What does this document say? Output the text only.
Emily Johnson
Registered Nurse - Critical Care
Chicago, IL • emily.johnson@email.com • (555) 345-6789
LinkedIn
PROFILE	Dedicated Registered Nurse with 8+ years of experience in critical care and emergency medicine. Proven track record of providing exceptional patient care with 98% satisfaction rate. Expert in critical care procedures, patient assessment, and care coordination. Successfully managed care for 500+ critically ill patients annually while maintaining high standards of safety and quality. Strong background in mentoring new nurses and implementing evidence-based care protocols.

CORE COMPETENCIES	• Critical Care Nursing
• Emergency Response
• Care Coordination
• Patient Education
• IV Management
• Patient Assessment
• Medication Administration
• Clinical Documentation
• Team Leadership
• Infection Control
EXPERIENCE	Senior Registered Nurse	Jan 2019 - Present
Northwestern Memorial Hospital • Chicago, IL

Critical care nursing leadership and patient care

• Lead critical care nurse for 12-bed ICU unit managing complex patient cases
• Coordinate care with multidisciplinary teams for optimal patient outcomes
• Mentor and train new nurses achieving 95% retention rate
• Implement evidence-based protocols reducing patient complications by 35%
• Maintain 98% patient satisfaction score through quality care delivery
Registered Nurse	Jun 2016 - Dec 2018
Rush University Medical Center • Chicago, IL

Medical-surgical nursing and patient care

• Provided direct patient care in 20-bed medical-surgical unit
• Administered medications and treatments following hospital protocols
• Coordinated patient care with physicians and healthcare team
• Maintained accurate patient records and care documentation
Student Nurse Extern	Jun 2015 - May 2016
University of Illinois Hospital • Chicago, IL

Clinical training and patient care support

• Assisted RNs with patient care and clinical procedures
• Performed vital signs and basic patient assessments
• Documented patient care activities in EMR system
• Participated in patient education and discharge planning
────────────────────
_Task objective_
Once you have read the records, output each one exactly as written.

_Reply_
What does this document say? Output the text only.
Emily Johnson
Registered Nurse - Critical Care
Chicago, IL • emily.johnson@email.com • (555) 345-6789
LinkedIn
PROFILE	Dedicated Registered Nurse with 8+ years of experience in critical care and emergency medicine. Proven track record of providing exceptional patient care with 98% satisfaction rate. Expert in critical care procedures, patient assessment, and care coordination. Successfully managed care for 500+ critically ill patients annually while maintaining high standards of safety and quality. Strong background in mentoring new nurses and implementing evidence-based care protocols.

CORE COMPETENCIES	• Critical Care Nursing
• Emergency Response
• Care Coordination
• Patient Education
• IV Management
• Patient Assessment
• Medication Administration
• Clinical Documentation
• Team Leadership
• Infection Control
EXPERIENCE	Senior Registered Nurse	Jan 2019 - Present
Northwestern Memorial Hospital • Chicago, IL

Critical care nursing leadership and patient care

• Lead critical care nurse for 12-bed ICU unit managing complex patient cases
• Coordinate care with multidisciplinary teams for optimal patient outcomes
• Mentor and train new nurses achieving 95% retention rate
• Implement evidence-based protocols reducing patient complications by 35%
• Maintain 98% patient satisfaction score through quality care delivery
Registered Nurse	Jun 2016 - Dec 2018
Rush University Medical Center • Chicago, IL

Medical-surgical nursing and patient care

• Provided direct patient care in 20-bed medical-surgical unit
• Administered medications and treatments following hospital protocols
• Coordinated patient care with physicians and healthcare team
• Maintained accurate patient records and care documentation
Student Nurse Extern	Jun 2015 - May 2016
University of Illinois Hospital • Chicago, IL

Clinical training and patient care support

• Assisted RNs with patient care and clinical procedures
• Performed vital signs and basic patient assessments
• Documented patient care activities in EMR system
• Participated in patient education and discharge planning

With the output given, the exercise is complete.